What you are asked to do: In the listing below, identify each line with the word "Hosp" and return those lines.

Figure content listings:
────

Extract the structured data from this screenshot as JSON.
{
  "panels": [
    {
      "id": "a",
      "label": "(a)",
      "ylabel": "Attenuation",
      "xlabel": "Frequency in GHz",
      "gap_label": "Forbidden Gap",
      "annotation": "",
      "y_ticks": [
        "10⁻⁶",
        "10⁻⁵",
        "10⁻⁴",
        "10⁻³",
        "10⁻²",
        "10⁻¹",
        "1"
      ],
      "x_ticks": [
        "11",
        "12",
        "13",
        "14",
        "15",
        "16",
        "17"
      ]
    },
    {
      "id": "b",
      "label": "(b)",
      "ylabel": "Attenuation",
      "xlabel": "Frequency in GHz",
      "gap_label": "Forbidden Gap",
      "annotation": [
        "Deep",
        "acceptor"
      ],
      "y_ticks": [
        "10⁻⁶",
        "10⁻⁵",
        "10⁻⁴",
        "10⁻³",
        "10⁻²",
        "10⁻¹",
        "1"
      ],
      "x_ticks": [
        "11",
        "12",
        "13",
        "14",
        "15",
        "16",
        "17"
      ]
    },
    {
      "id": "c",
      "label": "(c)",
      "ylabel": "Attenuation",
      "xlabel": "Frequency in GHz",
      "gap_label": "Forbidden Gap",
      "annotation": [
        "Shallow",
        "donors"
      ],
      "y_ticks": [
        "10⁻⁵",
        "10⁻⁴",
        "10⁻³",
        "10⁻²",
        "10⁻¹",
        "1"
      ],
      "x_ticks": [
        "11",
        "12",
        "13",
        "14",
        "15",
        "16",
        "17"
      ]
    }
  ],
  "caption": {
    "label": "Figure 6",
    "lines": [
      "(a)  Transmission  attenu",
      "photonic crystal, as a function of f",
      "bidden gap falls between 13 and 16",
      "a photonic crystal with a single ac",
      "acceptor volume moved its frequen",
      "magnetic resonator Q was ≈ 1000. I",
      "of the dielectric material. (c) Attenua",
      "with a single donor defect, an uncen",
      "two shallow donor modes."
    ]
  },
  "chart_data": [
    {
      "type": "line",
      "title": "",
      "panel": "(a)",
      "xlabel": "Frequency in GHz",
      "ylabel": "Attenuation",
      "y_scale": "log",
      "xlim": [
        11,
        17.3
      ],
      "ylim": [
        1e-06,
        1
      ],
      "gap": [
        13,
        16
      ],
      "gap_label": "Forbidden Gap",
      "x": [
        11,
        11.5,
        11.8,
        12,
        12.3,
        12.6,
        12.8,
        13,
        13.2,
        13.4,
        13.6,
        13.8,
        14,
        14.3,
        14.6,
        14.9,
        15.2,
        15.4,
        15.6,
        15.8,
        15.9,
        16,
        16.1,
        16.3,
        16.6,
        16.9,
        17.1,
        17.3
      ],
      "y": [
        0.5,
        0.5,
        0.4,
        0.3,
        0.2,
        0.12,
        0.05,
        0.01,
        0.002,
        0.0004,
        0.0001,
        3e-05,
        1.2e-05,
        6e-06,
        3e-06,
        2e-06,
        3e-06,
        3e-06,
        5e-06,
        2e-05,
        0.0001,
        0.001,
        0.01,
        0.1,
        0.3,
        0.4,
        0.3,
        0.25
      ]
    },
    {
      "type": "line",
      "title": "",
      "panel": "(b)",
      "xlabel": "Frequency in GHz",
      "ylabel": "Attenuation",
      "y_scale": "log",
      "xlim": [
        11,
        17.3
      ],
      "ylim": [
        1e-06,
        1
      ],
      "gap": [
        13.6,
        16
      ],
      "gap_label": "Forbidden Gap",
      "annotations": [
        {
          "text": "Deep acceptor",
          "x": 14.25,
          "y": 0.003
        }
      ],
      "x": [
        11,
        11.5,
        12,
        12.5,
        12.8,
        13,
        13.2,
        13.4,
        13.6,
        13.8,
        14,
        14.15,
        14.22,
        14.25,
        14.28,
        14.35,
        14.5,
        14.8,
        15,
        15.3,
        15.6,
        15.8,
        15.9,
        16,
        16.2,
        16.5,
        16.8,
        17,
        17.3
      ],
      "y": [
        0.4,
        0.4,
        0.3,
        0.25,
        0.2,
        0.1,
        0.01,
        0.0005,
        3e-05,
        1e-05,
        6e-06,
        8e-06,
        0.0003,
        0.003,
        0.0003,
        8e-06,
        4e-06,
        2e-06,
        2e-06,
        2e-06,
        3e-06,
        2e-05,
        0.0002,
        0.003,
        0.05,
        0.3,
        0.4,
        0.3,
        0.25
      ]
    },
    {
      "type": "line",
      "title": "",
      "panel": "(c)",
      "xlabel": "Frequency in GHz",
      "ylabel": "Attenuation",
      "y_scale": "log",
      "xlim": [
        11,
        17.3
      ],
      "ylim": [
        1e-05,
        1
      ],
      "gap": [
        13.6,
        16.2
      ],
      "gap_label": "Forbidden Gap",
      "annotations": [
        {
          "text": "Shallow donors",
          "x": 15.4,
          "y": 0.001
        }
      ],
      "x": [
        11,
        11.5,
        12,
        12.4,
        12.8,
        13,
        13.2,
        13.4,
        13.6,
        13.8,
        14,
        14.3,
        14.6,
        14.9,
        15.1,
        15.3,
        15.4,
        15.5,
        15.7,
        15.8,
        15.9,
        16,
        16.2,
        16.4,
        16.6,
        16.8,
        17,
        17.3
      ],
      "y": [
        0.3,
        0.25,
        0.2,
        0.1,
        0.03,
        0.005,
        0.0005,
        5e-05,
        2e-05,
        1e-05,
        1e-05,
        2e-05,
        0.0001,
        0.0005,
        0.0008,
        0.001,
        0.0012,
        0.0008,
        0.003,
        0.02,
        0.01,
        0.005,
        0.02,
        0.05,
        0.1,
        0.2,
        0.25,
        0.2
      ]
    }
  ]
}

────

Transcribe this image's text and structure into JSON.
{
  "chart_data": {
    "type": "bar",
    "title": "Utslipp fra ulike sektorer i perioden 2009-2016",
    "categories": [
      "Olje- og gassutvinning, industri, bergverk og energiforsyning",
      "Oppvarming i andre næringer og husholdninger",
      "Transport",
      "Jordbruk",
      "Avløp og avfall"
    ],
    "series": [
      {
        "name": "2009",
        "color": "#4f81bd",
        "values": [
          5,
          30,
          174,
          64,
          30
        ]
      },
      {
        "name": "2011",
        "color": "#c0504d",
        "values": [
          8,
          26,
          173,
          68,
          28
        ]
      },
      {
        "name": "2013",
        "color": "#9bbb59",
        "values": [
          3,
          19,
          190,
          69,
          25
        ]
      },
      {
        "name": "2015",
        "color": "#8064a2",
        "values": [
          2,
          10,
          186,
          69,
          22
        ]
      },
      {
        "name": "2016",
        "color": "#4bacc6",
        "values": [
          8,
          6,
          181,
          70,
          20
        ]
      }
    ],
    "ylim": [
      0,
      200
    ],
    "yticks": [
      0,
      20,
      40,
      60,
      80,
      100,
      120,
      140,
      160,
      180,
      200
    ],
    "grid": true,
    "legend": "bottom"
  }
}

────

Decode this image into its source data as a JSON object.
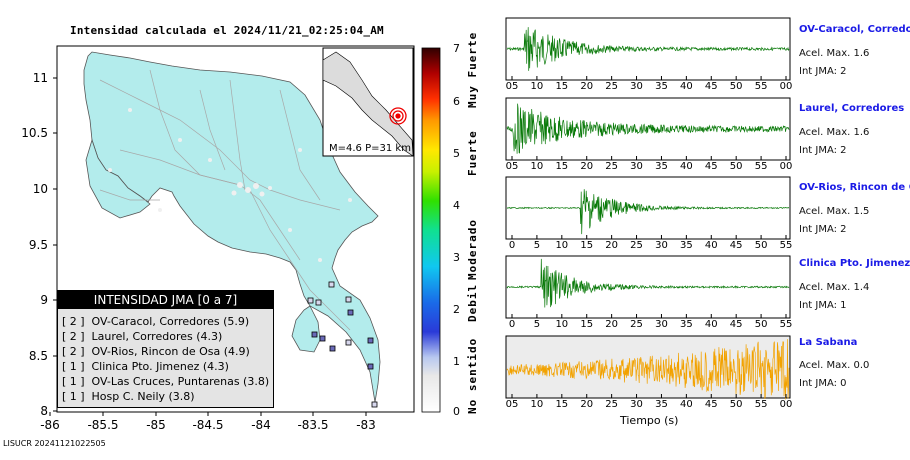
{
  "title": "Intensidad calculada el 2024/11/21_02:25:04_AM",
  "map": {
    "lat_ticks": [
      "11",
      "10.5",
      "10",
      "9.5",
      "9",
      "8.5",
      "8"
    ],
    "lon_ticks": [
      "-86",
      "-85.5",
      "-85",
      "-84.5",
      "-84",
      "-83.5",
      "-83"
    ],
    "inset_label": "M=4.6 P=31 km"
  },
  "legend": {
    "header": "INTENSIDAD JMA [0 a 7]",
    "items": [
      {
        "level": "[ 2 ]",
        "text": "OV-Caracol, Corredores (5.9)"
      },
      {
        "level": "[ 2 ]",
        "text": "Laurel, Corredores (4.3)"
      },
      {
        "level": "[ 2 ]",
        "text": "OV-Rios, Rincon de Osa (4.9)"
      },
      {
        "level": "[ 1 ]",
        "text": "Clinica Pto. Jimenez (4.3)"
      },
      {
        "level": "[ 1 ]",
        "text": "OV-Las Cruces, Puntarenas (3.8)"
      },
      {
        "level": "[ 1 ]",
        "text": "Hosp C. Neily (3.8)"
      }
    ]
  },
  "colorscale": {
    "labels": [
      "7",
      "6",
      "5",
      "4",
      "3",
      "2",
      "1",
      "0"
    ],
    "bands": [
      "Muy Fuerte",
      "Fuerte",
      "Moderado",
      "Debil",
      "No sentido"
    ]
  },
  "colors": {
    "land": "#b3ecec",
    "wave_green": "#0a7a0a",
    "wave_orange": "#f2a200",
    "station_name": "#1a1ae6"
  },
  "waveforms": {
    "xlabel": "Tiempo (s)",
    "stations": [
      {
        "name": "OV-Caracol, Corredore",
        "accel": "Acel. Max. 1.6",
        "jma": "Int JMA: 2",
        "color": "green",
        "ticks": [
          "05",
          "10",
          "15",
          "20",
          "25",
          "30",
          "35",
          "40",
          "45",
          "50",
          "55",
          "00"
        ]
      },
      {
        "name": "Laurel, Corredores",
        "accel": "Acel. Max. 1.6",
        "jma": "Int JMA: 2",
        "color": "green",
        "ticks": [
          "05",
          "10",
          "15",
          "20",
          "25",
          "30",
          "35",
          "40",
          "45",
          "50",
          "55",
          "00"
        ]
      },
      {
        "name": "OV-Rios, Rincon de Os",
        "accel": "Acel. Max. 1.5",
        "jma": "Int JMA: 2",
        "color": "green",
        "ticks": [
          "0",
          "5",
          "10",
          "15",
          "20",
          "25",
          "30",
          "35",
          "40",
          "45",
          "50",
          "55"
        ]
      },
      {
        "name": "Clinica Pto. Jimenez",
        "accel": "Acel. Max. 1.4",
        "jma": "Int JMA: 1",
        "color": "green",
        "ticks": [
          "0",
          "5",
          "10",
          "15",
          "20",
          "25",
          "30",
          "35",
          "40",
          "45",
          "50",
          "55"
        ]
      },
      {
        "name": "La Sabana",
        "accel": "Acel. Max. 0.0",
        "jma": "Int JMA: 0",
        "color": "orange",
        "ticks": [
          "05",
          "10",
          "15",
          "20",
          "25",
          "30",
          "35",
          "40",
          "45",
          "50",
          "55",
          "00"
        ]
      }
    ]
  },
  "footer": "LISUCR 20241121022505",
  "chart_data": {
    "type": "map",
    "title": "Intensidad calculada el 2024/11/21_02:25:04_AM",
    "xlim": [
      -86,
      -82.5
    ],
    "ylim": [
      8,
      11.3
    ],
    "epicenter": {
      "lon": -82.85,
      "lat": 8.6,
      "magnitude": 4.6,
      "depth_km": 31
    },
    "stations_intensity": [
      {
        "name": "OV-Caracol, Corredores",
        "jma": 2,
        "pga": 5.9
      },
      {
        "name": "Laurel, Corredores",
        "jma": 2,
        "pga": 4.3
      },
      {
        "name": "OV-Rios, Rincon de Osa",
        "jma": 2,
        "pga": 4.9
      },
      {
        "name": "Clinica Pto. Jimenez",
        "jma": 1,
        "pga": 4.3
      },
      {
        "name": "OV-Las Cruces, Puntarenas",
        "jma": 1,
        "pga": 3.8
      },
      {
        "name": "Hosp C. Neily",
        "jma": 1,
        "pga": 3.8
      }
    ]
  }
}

────

Solved exercise:
        "text": "Hosp C. Neily (3.8)"
        "name": "Hosp C. Neily",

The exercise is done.